## Exercise inputs:
....................

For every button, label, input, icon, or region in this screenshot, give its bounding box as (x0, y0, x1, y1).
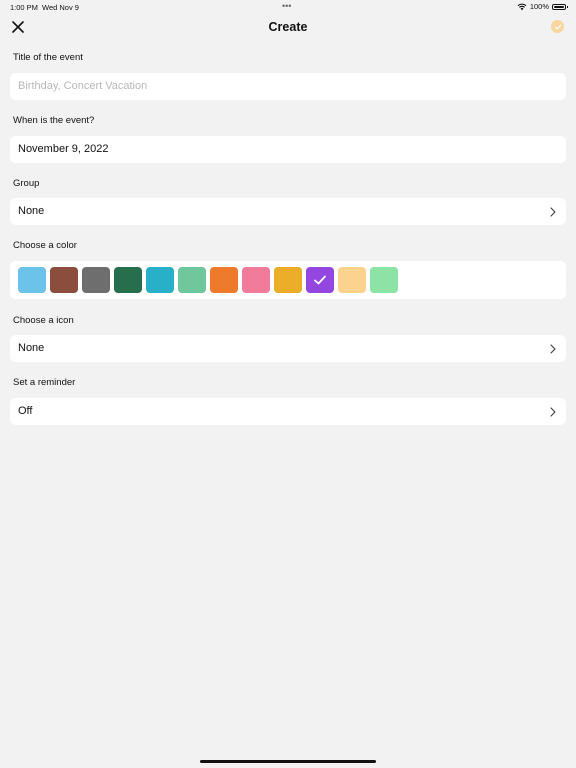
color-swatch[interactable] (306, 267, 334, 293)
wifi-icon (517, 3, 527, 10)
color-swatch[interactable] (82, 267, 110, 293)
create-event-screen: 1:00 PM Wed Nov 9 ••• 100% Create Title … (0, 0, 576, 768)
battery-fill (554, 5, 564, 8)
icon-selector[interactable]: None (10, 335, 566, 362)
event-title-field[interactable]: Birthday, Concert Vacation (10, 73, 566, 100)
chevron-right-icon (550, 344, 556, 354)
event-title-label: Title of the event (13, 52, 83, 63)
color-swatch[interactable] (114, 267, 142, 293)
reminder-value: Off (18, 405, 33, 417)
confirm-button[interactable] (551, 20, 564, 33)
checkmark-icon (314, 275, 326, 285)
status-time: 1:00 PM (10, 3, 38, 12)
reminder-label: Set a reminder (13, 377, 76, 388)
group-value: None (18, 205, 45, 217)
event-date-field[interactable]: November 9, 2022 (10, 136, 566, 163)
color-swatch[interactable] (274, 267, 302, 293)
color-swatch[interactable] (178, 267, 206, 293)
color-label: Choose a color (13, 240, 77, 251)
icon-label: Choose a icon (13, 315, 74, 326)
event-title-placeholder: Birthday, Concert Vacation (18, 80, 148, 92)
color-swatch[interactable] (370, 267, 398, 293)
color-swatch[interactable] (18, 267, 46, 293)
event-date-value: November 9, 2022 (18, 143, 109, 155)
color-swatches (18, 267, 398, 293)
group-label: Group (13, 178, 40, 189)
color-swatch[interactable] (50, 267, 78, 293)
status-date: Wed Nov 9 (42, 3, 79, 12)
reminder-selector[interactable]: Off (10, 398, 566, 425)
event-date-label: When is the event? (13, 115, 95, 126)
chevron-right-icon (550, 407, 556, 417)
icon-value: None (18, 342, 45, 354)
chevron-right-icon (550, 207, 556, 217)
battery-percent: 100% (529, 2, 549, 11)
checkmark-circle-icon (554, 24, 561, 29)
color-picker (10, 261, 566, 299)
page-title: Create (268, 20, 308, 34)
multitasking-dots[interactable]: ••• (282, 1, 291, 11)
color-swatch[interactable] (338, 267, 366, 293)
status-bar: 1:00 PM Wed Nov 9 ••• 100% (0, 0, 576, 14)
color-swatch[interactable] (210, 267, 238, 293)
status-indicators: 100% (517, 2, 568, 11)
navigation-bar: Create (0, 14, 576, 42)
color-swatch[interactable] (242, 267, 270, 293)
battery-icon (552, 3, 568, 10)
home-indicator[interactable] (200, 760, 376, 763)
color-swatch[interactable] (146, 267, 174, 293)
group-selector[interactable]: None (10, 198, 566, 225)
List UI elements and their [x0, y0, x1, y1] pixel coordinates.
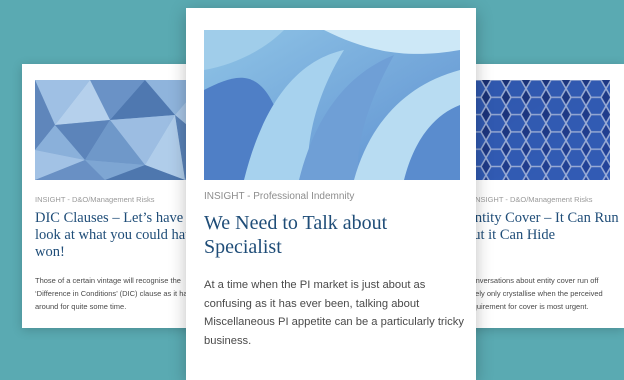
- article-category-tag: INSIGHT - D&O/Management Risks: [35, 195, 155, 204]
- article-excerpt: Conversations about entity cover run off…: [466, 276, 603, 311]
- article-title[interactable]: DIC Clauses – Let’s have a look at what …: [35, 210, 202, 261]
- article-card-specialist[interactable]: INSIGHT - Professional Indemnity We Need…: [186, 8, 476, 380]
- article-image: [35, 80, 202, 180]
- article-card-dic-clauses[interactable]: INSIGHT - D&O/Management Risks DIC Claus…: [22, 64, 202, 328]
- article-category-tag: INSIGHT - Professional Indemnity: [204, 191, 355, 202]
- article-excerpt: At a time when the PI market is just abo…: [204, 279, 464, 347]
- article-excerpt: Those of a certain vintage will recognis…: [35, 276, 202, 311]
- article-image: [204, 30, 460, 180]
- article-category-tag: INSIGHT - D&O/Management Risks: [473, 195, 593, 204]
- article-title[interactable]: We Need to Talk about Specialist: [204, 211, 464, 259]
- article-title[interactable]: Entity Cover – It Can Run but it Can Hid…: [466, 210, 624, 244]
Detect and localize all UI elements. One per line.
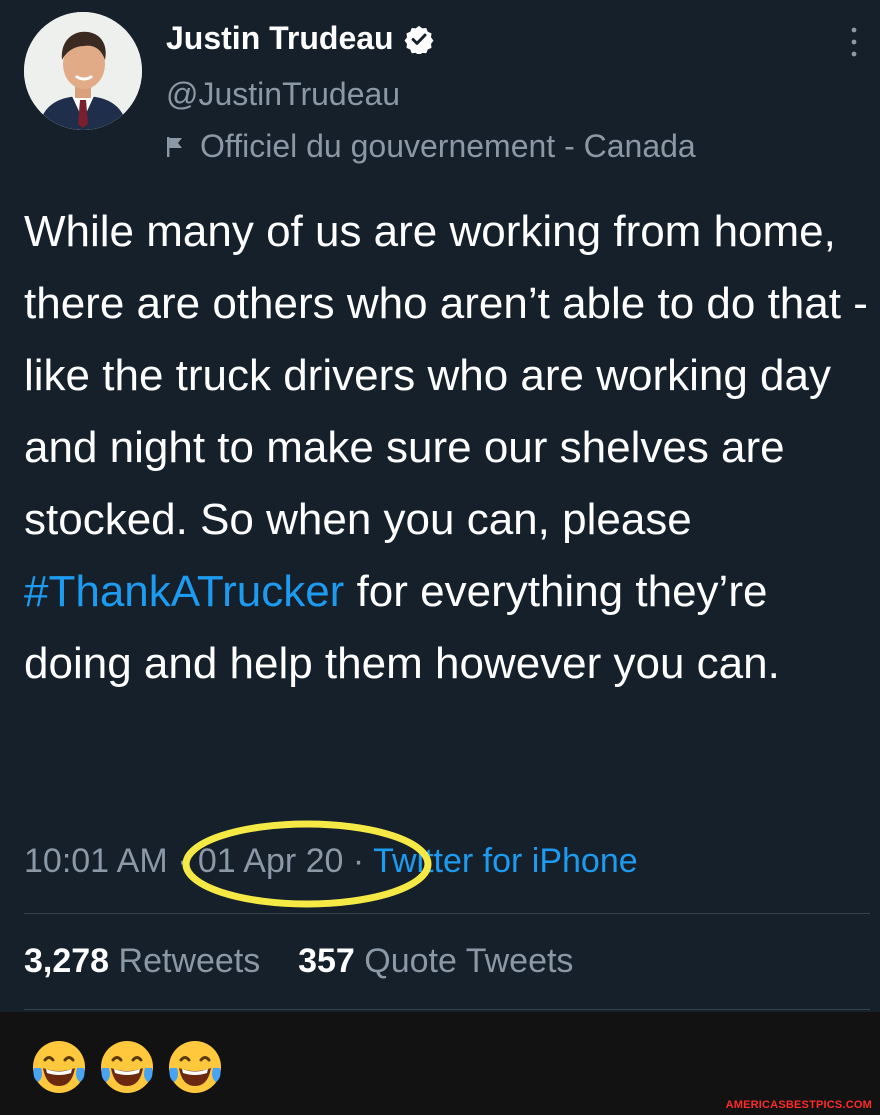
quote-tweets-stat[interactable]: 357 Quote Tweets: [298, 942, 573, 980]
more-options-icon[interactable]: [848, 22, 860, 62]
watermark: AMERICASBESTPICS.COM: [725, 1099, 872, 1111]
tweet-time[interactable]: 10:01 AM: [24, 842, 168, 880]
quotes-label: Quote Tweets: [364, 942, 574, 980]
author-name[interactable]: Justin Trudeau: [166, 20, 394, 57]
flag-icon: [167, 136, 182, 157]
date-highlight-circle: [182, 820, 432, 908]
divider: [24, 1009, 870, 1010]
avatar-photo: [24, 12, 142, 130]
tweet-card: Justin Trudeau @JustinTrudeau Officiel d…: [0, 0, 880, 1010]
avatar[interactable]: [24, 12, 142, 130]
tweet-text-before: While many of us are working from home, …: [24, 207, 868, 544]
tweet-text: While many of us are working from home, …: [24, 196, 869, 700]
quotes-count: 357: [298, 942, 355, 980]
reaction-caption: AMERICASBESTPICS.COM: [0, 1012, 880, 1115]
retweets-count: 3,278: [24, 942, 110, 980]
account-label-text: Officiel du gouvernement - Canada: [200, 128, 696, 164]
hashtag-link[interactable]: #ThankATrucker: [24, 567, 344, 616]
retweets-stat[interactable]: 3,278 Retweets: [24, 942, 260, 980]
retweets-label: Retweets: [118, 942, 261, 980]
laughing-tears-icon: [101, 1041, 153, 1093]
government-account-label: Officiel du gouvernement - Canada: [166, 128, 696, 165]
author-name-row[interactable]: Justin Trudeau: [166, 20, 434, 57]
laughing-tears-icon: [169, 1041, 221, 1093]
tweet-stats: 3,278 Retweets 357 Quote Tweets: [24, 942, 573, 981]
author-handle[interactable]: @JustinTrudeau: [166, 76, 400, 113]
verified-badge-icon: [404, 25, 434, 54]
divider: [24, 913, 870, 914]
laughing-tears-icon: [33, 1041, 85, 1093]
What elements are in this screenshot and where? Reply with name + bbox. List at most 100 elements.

....................

## Instructions to follow:
Write out each line of the records above that contains the string "card", with case counting.

## Result:
- article-card-specialist[interactable]: INSIGHT - Professional Indemnity We Need…: [186, 8, 476, 380]
- article-card-dic-clauses[interactable]: INSIGHT - D&O/Management Risks DIC Claus…: [22, 64, 202, 328]
tweet-card: Justin Trudeau @JustinTrudeau Officiel d…: [0, 0, 880, 1010]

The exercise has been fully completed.